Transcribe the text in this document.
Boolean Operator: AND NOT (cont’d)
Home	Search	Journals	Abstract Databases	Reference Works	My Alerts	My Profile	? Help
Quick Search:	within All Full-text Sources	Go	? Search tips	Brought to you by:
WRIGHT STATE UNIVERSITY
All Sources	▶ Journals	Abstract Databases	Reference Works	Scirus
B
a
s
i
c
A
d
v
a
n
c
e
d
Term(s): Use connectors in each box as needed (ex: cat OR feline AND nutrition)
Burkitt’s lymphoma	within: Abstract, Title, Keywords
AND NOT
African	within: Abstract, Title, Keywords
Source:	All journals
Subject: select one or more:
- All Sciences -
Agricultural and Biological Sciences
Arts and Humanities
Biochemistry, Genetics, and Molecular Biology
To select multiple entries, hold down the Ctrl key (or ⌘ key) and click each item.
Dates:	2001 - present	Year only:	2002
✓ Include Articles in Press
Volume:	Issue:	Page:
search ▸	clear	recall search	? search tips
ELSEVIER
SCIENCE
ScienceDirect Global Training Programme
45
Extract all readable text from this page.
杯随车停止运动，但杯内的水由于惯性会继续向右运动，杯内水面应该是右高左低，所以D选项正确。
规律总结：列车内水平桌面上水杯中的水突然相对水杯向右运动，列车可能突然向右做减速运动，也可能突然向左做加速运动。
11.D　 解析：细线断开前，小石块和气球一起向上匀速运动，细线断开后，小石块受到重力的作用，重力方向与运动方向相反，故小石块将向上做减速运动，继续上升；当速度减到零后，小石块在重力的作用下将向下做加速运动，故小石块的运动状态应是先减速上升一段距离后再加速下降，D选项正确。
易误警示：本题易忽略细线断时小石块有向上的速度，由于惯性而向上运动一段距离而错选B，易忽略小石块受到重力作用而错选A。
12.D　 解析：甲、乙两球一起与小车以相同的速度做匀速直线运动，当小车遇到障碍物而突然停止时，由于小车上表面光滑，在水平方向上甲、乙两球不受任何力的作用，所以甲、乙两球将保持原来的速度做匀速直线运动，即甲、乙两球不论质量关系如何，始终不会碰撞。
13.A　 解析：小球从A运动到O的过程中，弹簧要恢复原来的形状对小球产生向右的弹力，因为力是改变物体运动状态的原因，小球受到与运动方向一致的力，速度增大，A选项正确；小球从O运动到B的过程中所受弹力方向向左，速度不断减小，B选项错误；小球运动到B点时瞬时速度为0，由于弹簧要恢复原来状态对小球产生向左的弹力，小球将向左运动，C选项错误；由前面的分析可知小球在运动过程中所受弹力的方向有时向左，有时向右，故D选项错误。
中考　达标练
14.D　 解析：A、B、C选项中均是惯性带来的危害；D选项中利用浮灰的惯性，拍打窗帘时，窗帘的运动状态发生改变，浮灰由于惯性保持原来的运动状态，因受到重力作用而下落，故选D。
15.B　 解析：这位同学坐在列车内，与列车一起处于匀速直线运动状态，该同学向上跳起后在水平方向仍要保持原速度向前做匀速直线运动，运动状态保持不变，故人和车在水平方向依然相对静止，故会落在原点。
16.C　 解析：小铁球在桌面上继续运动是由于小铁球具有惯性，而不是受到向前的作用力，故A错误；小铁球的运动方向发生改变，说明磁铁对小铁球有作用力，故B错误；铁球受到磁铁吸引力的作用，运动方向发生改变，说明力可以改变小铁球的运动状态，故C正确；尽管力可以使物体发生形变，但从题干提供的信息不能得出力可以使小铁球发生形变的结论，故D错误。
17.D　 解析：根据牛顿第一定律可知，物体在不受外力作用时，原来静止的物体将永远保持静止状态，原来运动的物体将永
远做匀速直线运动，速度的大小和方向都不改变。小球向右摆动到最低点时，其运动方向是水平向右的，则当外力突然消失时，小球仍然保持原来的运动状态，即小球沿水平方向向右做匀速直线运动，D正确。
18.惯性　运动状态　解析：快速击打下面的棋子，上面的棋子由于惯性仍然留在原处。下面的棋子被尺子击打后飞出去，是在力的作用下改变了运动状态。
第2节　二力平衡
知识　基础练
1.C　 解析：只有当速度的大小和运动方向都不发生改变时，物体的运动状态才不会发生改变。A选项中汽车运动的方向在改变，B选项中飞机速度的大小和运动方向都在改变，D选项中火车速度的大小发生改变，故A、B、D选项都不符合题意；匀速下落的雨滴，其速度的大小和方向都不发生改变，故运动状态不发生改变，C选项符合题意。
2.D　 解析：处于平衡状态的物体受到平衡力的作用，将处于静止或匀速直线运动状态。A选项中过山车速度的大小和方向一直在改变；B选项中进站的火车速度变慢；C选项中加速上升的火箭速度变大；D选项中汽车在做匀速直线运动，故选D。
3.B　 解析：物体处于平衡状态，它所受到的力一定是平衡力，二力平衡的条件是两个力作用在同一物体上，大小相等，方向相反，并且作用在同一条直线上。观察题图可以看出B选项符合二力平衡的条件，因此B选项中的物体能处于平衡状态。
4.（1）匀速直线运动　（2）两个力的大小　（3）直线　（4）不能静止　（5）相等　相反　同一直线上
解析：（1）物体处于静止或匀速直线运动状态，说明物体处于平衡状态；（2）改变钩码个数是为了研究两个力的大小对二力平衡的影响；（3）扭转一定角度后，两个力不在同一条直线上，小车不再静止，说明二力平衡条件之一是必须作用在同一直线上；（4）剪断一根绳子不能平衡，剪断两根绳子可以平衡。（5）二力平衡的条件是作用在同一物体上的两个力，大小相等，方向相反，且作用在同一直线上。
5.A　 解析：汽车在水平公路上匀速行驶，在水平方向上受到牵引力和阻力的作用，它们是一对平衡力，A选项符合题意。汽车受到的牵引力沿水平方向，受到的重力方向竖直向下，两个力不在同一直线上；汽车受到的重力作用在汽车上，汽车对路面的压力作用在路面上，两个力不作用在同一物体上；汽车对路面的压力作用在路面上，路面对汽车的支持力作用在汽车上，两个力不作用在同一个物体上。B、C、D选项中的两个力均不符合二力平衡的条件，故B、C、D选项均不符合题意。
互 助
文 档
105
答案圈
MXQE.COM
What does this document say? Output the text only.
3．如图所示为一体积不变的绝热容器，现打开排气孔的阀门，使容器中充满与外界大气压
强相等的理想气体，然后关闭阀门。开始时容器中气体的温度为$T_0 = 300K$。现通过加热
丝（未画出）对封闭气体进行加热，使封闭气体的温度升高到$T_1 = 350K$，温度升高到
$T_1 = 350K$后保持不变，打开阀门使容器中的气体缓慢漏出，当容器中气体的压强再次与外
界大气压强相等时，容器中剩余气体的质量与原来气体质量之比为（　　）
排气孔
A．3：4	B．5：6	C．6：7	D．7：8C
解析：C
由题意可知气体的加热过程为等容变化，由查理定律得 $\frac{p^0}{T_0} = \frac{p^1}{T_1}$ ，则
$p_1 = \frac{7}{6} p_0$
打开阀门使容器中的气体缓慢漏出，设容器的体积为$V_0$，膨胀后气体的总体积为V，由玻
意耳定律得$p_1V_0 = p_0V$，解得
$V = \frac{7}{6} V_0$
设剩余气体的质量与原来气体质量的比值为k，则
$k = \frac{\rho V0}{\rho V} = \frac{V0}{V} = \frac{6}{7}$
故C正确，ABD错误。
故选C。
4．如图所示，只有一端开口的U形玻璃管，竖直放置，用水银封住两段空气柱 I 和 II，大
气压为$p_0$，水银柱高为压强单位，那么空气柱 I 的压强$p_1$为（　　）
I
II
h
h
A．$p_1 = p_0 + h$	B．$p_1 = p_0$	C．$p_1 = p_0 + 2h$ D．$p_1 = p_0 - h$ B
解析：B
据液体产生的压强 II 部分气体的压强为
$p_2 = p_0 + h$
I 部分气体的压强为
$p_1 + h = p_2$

——————

[Work instructions]
Please restate the data word for word, every record included.

[Reply to the task]
Transcribe the text in this document.
Boolean Operator: AND NOT (cont’d)
Home	Search	Journals	Abstract Databases	Reference Works	My Alerts	My Profile	? Help
Quick Search:	within All Full-text Sources	Go	? Search tips	Brought to you by:
WRIGHT STATE UNIVERSITY
All Sources	▶ Journals	Abstract Databases	Reference Works	Scirus
B
a
s
i
c
A
d
v
a
n
c
e
d
Term(s): Use connectors in each box as needed (ex: cat OR feline AND nutrition)
Burkitt’s lymphoma	within: Abstract, Title, Keywords
AND NOT
African	within: Abstract, Title, Keywords
Source:	All journals
Subject: select one or more:
- All Sciences -
Agricultural and Biological Sciences
Arts and Humanities
Biochemistry, Genetics, and Molecular Biology
To select multiple entries, hold down the Ctrl key (or ⌘ key) and click each item.
Dates:	2001 - present	Year only:	2002
✓ Include Articles in Press
Volume:	Issue:	Page:
search ▸	clear	recall search	? search tips
ELSEVIER
SCIENCE
ScienceDirect Global Training Programme
45
Extract all readable text from this page.
杯随车停止运动，但杯内的水由于惯性会继续向右运动，杯内水面应该是右高左低，所以D选项正确。
规律总结：列车内水平桌面上水杯中的水突然相对水杯向右运动，列车可能突然向右做减速运动，也可能突然向左做加速运动。
11.D　 解析：细线断开前，小石块和气球一起向上匀速运动，细线断开后，小石块受到重力的作用，重力方向与运动方向相反，故小石块将向上做减速运动，继续上升；当速度减到零后，小石块在重力的作用下将向下做加速运动，故小石块的运动状态应是先减速上升一段距离后再加速下降，D选项正确。
易误警示：本题易忽略细线断时小石块有向上的速度，由于惯性而向上运动一段距离而错选B，易忽略小石块受到重力作用而错选A。
12.D　 解析：甲、乙两球一起与小车以相同的速度做匀速直线运动，当小车遇到障碍物而突然停止时，由于小车上表面光滑，在水平方向上甲、乙两球不受任何力的作用，所以甲、乙两球将保持原来的速度做匀速直线运动，即甲、乙两球不论质量关系如何，始终不会碰撞。
13.A　 解析：小球从A运动到O的过程中，弹簧要恢复原来的形状对小球产生向右的弹力，因为力是改变物体运动状态的原因，小球受到与运动方向一致的力，速度增大，A选项正确；小球从O运动到B的过程中所受弹力方向向左，速度不断减小，B选项错误；小球运动到B点时瞬时速度为0，由于弹簧要恢复原来状态对小球产生向左的弹力，小球将向左运动，C选项错误；由前面的分析可知小球在运动过程中所受弹力的方向有时向左，有时向右，故D选项错误。
中考　达标练
14.D　 解析：A、B、C选项中均是惯性带来的危害；D选项中利用浮灰的惯性，拍打窗帘时，窗帘的运动状态发生改变，浮灰由于惯性保持原来的运动状态，因受到重力作用而下落，故选D。
15.B　 解析：这位同学坐在列车内，与列车一起处于匀速直线运动状态，该同学向上跳起后在水平方向仍要保持原速度向前做匀速直线运动，运动状态保持不变，故人和车在水平方向依然相对静止，故会落在原点。
16.C　 解析：小铁球在桌面上继续运动是由于小铁球具有惯性，而不是受到向前的作用力，故A错误；小铁球的运动方向发生改变，说明磁铁对小铁球有作用力，故B错误；铁球受到磁铁吸引力的作用，运动方向发生改变，说明力可以改变小铁球的运动状态，故C正确；尽管力可以使物体发生形变，但从题干提供的信息不能得出力可以使小铁球发生形变的结论，故D错误。
17.D　 解析：根据牛顿第一定律可知，物体在不受外力作用时，原来静止的物体将永远保持静止状态，原来运动的物体将永
远做匀速直线运动，速度的大小和方向都不改变。小球向右摆动到最低点时，其运动方向是水平向右的，则当外力突然消失时，小球仍然保持原来的运动状态，即小球沿水平方向向右做匀速直线运动，D正确。
18.惯性　运动状态　解析：快速击打下面的棋子，上面的棋子由于惯性仍然留在原处。下面的棋子被尺子击打后飞出去，是在力的作用下改变了运动状态。
第2节　二力平衡
知识　基础练
1.C　 解析：只有当速度的大小和运动方向都不发生改变时，物体的运动状态才不会发生改变。A选项中汽车运动的方向在改变，B选项中飞机速度的大小和运动方向都在改变，D选项中火车速度的大小发生改变，故A、B、D选项都不符合题意；匀速下落的雨滴，其速度的大小和方向都不发生改变，故运动状态不发生改变，C选项符合题意。
2.D　 解析：处于平衡状态的物体受到平衡力的作用，将处于静止或匀速直线运动状态。A选项中过山车速度的大小和方向一直在改变；B选项中进站的火车速度变慢；C选项中加速上升的火箭速度变大；D选项中汽车在做匀速直线运动，故选D。
3.B　 解析：物体处于平衡状态，它所受到的力一定是平衡力，二力平衡的条件是两个力作用在同一物体上，大小相等，方向相反，并且作用在同一条直线上。观察题图可以看出B选项符合二力平衡的条件，因此B选项中的物体能处于平衡状态。
4.（1）匀速直线运动　（2）两个力的大小　（3）直线　（4）不能静止　（5）相等　相反　同一直线上
解析：（1）物体处于静止或匀速直线运动状态，说明物体处于平衡状态；（2）改变钩码个数是为了研究两个力的大小对二力平衡的影响；（3）扭转一定角度后，两个力不在同一条直线上，小车不再静止，说明二力平衡条件之一是必须作用在同一直线上；（4）剪断一根绳子不能平衡，剪断两根绳子可以平衡。（5）二力平衡的条件是作用在同一物体上的两个力，大小相等，方向相反，且作用在同一直线上。
5.A　 解析：汽车在水平公路上匀速行驶，在水平方向上受到牵引力和阻力的作用，它们是一对平衡力，A选项符合题意。汽车受到的牵引力沿水平方向，受到的重力方向竖直向下，两个力不在同一直线上；汽车受到的重力作用在汽车上，汽车对路面的压力作用在路面上，两个力不作用在同一物体上；汽车对路面的压力作用在路面上，路面对汽车的支持力作用在汽车上，两个力不作用在同一个物体上。B、C、D选项中的两个力均不符合二力平衡的条件，故B、C、D选项均不符合题意。
互 助
文 档
105
答案圈
MXQE.COM
What does this document say? Output the text only.
3．如图所示为一体积不变的绝热容器，现打开排气孔的阀门，使容器中充满与外界大气压
强相等的理想气体，然后关闭阀门。开始时容器中气体的温度为$T_0 = 300K$。现通过加热
丝（未画出）对封闭气体进行加热，使封闭气体的温度升高到$T_1 = 350K$，温度升高到
$T_1 = 350K$后保持不变，打开阀门使容器中的气体缓慢漏出，当容器中气体的压强再次与外
界大气压强相等时，容器中剩余气体的质量与原来气体质量之比为（　　）
排气孔
A．3：4	B．5：6	C．6：7	D．7：8C
解析：C
由题意可知气体的加热过程为等容变化，由查理定律得 $\frac{p^0}{T_0} = \frac{p^1}{T_1}$ ，则
$p_1 = \frac{7}{6} p_0$
打开阀门使容器中的气体缓慢漏出，设容器的体积为$V_0$，膨胀后气体的总体积为V，由玻
意耳定律得$p_1V_0 = p_0V$，解得
$V = \frac{7}{6} V_0$
设剩余气体的质量与原来气体质量的比值为k，则
$k = \frac{\rho V0}{\rho V} = \frac{V0}{V} = \frac{6}{7}$
故C正确，ABD错误。
故选C。
4．如图所示，只有一端开口的U形玻璃管，竖直放置，用水银封住两段空气柱 I 和 II，大
气压为$p_0$，水银柱高为压强单位，那么空气柱 I 的压强$p_1$为（　　）
I
II
h
h
A．$p_1 = p_0 + h$	B．$p_1 = p_0$	C．$p_1 = p_0 + 2h$ D．$p_1 = p_0 - h$ B
解析：B
据液体产生的压强 II 部分气体的压强为
$p_2 = p_0 + h$
I 部分气体的压强为
$p_1 + h = p_2$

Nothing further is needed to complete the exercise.